Work to do:
Of all the lines in the records, how many hold the word "Senior"? Answer with the number only.

Supplied data:

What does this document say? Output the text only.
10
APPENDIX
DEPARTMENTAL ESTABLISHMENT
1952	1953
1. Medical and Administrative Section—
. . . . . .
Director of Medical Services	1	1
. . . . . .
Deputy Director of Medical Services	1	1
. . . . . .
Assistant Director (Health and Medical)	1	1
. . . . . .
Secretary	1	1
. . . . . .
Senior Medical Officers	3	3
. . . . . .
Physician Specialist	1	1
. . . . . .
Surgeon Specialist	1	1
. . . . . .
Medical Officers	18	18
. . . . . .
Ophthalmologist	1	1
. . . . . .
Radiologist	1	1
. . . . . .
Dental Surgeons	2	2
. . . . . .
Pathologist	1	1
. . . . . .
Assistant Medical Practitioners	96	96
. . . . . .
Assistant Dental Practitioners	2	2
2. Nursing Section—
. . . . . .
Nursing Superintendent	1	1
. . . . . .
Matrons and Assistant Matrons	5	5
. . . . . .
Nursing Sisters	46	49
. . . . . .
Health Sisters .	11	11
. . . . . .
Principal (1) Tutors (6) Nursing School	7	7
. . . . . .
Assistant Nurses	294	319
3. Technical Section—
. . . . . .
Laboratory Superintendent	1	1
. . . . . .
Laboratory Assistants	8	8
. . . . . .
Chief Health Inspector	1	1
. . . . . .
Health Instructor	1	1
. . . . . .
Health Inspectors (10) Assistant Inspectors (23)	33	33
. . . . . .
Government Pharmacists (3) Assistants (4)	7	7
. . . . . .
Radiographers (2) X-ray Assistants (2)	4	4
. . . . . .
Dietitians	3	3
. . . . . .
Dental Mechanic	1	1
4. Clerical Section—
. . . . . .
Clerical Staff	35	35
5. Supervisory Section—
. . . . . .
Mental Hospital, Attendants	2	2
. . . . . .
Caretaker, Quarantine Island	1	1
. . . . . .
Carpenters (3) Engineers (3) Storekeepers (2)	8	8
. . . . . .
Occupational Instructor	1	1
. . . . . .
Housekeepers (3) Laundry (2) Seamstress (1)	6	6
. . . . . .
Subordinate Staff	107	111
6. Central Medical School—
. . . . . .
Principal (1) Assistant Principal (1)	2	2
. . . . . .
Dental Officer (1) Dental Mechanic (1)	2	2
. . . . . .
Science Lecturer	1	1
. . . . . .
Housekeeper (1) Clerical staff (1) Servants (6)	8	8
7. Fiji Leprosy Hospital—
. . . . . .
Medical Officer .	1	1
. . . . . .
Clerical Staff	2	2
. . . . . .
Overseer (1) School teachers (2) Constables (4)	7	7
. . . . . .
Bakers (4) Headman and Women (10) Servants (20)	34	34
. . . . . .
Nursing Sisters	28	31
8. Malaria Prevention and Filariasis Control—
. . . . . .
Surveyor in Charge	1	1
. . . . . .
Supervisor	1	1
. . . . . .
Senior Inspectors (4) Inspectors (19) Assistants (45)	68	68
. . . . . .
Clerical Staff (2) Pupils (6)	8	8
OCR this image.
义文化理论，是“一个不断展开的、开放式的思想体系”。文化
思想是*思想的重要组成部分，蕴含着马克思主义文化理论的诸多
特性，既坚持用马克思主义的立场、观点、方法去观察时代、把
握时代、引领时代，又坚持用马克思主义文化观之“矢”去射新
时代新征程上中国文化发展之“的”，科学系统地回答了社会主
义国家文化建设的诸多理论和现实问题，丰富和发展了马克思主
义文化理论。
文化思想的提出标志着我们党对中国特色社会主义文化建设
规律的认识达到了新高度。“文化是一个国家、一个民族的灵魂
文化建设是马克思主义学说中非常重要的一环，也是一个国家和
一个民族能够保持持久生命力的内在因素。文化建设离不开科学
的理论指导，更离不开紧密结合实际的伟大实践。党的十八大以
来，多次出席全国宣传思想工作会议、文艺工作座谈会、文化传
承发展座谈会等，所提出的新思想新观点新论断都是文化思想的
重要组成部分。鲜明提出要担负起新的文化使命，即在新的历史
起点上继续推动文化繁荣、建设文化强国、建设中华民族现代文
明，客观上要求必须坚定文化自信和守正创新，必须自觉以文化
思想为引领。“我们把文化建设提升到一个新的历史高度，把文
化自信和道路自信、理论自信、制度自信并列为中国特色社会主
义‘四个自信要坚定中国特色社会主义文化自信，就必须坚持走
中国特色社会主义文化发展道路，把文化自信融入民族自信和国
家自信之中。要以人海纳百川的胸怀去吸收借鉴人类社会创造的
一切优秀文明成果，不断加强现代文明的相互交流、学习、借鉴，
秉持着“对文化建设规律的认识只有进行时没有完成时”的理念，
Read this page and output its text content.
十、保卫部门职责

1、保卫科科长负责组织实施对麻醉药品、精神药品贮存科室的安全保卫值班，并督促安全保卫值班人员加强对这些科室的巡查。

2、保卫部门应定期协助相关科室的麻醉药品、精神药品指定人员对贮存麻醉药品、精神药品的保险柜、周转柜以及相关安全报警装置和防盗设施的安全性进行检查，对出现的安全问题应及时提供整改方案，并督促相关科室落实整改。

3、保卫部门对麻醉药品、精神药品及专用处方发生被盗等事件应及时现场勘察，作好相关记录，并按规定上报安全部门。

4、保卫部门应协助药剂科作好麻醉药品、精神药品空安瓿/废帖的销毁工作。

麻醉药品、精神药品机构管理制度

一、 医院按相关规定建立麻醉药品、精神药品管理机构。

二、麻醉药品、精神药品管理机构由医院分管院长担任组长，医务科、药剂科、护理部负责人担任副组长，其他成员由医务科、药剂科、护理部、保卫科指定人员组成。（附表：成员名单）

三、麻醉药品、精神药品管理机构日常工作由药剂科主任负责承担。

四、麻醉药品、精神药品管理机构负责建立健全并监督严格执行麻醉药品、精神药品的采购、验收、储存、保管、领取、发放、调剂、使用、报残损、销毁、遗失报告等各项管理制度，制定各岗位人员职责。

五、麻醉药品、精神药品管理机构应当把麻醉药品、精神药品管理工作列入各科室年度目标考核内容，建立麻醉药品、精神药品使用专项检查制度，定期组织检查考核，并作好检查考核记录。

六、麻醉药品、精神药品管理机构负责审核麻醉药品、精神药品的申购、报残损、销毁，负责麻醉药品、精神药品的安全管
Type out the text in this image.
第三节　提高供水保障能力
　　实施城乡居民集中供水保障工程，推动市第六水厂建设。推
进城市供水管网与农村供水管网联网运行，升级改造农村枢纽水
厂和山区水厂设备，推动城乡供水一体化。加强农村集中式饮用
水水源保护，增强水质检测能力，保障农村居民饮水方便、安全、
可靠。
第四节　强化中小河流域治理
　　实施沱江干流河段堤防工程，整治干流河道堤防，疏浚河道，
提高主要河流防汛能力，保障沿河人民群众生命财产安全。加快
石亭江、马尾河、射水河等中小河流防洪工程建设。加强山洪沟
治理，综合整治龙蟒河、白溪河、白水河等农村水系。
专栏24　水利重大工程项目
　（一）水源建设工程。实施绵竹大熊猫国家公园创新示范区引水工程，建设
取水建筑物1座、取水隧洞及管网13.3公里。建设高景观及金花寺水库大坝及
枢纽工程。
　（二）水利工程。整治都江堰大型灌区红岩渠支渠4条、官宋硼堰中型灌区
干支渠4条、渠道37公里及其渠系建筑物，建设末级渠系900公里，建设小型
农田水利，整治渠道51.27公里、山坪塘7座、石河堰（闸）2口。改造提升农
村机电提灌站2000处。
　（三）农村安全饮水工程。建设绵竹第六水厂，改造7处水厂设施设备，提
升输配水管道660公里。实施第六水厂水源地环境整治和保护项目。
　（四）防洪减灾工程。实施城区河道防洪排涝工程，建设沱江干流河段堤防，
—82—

Correct output:
2